··· Supplied material

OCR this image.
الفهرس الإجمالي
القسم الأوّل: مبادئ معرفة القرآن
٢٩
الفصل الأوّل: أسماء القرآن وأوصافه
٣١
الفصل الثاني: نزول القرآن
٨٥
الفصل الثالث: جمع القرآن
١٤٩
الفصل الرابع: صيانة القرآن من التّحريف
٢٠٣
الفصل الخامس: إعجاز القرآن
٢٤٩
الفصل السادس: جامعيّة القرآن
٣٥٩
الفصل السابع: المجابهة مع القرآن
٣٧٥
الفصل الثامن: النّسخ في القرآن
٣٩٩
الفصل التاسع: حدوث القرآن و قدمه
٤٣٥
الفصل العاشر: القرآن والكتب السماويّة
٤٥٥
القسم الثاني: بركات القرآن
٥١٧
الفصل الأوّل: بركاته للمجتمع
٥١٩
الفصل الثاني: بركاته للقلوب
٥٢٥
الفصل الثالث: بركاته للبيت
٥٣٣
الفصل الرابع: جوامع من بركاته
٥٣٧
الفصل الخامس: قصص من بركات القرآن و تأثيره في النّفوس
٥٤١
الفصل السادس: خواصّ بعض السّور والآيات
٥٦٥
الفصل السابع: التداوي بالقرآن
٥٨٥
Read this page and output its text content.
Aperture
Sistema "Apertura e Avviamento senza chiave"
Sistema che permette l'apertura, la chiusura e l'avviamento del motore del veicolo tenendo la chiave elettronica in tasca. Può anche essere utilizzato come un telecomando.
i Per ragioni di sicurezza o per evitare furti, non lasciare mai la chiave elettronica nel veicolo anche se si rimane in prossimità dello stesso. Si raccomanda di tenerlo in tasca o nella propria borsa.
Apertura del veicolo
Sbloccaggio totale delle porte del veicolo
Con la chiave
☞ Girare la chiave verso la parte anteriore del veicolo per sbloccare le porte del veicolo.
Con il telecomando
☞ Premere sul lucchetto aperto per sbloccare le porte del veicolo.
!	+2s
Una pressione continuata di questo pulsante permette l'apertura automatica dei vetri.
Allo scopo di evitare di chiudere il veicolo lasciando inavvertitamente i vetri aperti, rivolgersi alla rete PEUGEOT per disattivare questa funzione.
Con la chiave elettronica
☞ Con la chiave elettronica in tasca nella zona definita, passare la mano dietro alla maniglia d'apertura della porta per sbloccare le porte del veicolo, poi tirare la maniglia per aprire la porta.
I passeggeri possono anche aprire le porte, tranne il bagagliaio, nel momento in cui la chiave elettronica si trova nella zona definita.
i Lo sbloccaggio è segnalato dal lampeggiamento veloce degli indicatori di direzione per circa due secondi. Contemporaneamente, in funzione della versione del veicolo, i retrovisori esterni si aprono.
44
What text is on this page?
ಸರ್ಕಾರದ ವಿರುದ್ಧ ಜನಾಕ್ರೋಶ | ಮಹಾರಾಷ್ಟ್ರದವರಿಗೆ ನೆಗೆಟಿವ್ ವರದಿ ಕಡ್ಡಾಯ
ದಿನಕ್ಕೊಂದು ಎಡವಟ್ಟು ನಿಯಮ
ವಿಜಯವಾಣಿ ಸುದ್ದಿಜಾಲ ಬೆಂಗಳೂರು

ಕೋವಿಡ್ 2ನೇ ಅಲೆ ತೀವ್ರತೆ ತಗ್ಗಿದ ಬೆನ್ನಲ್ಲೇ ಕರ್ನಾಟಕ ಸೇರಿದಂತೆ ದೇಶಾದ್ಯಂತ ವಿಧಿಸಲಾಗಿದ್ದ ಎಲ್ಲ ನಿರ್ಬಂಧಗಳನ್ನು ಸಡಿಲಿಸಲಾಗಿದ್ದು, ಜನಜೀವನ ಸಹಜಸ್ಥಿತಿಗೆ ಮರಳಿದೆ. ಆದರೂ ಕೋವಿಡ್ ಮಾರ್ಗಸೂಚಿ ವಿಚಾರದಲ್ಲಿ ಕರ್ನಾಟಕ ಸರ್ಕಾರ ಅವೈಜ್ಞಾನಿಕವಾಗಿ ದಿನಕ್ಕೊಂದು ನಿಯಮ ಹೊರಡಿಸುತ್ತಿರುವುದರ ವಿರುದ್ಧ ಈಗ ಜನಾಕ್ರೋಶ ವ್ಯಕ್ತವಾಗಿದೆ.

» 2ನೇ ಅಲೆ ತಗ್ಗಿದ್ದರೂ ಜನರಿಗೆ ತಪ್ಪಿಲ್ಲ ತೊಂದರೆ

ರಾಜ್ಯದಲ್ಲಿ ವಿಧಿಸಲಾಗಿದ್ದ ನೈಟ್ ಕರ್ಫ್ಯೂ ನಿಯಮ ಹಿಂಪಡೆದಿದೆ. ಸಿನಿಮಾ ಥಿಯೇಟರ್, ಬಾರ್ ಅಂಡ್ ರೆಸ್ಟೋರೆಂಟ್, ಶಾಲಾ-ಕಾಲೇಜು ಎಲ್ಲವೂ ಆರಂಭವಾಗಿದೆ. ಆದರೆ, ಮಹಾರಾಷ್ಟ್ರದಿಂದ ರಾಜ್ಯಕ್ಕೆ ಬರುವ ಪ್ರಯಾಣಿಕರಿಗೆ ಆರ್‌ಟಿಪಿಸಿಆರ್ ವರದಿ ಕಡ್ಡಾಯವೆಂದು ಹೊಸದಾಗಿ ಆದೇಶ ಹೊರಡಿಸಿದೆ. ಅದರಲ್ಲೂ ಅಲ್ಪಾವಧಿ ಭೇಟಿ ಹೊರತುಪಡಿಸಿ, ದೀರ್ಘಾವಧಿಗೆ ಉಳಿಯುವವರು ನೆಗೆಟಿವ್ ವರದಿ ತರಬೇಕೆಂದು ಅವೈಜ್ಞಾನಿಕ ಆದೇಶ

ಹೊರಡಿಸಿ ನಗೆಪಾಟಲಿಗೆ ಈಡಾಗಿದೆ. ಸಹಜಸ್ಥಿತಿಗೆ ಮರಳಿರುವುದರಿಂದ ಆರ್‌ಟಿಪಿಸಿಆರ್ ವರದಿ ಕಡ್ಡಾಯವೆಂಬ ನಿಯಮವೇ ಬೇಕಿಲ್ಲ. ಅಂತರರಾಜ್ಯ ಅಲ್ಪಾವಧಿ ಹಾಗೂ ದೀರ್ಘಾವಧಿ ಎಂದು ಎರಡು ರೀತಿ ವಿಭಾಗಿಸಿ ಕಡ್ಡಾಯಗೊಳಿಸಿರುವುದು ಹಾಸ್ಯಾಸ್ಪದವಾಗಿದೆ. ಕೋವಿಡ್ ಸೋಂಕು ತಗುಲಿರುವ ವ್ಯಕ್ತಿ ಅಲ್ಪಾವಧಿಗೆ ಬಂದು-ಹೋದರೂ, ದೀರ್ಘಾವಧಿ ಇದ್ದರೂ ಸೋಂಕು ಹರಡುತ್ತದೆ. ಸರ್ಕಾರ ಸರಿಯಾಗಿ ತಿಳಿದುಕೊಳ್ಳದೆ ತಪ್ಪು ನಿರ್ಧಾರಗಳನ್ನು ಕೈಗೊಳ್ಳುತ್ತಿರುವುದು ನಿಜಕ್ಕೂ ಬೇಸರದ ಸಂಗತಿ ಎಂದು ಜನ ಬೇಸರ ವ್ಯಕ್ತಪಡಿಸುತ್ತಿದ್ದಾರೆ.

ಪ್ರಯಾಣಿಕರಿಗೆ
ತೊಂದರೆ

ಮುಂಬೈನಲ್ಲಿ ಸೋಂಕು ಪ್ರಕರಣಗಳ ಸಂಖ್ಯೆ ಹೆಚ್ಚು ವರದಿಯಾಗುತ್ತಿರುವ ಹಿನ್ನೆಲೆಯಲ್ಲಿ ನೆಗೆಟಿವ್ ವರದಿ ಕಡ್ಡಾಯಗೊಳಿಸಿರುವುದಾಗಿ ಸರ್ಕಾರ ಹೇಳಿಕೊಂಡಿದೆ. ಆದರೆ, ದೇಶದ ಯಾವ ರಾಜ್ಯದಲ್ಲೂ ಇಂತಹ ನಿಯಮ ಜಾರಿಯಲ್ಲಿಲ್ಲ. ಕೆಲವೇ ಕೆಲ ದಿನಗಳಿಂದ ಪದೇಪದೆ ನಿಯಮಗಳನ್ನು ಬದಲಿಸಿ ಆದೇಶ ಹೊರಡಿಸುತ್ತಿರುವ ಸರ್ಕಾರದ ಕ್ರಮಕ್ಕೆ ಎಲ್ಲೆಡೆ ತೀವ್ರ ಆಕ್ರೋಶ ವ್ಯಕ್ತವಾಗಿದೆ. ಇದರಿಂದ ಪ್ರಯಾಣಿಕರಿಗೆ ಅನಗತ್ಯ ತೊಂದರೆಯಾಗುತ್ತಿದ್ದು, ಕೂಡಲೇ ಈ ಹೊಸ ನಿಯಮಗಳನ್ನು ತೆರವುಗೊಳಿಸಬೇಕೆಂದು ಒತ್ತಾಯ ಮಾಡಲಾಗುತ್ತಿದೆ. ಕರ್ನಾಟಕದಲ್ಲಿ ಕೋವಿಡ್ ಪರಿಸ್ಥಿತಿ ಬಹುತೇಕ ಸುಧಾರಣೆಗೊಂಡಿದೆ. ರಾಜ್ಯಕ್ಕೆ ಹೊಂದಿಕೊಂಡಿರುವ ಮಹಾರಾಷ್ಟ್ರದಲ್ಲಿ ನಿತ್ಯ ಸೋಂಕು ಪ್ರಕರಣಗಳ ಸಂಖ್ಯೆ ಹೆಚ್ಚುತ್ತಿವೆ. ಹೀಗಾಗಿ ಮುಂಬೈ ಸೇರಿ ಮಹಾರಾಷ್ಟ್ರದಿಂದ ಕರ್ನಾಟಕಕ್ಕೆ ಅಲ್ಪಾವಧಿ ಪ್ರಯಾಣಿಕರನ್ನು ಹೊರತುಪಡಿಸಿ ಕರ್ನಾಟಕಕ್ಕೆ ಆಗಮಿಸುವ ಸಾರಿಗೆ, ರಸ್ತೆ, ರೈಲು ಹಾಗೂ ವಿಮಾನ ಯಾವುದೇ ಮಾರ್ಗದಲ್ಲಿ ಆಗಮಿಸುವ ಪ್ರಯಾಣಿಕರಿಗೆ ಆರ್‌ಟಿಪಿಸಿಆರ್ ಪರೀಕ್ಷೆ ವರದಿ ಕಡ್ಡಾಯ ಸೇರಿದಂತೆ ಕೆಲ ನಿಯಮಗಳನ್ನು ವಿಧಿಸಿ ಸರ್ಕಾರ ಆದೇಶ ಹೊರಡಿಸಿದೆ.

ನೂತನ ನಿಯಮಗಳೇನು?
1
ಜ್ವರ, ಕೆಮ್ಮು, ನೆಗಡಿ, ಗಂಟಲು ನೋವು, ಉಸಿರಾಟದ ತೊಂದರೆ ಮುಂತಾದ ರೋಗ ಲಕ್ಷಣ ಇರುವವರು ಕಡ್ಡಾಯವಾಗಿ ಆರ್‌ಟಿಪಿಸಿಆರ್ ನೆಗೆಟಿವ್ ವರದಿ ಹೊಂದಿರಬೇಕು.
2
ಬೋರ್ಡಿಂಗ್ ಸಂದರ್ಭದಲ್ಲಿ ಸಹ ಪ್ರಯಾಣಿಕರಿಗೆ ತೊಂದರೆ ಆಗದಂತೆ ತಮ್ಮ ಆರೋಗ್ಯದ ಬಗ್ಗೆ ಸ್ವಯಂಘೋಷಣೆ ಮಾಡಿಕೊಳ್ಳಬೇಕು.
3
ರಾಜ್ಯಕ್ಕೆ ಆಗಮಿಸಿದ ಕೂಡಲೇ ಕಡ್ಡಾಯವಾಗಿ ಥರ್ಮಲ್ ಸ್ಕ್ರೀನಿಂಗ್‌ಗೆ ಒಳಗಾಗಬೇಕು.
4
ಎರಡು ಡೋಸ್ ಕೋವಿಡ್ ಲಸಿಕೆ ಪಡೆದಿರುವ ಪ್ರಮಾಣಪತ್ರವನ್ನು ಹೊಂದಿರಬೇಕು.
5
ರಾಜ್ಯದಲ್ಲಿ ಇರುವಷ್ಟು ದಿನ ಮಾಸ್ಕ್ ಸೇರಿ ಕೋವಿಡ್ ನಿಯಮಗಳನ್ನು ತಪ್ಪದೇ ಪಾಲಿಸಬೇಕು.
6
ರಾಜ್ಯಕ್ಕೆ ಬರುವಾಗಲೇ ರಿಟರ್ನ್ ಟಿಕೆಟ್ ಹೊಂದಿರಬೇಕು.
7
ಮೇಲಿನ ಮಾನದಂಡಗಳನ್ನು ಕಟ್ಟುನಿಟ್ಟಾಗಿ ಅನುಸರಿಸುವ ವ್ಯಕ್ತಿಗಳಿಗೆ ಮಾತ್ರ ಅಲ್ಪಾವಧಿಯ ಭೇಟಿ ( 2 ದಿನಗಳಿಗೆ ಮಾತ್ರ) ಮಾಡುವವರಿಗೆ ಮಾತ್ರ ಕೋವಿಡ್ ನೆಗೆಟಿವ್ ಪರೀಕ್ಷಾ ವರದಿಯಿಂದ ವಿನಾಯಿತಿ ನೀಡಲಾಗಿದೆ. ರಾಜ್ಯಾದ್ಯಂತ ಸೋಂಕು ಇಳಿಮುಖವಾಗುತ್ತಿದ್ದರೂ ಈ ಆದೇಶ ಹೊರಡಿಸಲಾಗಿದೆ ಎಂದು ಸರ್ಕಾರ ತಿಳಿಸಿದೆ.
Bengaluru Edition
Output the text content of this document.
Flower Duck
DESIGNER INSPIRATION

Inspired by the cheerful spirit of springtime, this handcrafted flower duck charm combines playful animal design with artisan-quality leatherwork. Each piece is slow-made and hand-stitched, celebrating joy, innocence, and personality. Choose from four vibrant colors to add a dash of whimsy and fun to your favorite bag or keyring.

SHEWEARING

······

▶ [Directive]: Where a line in the material contains "della", copy that line.

▶ [Final result]:
☞ Con la chiave elettronica in tasca nella zona definita, passare la mano dietro alla maniglia d'apertura della porta per sbloccare le porte del veicolo, poi tirare la maniglia per aprire la porta.
i Lo sbloccaggio è segnalato dal lampeggiamento veloce degli indicatori di direzione per circa due secondi. Contemporaneamente, in funzione della versione del veicolo, i retrovisori esterni si aprono.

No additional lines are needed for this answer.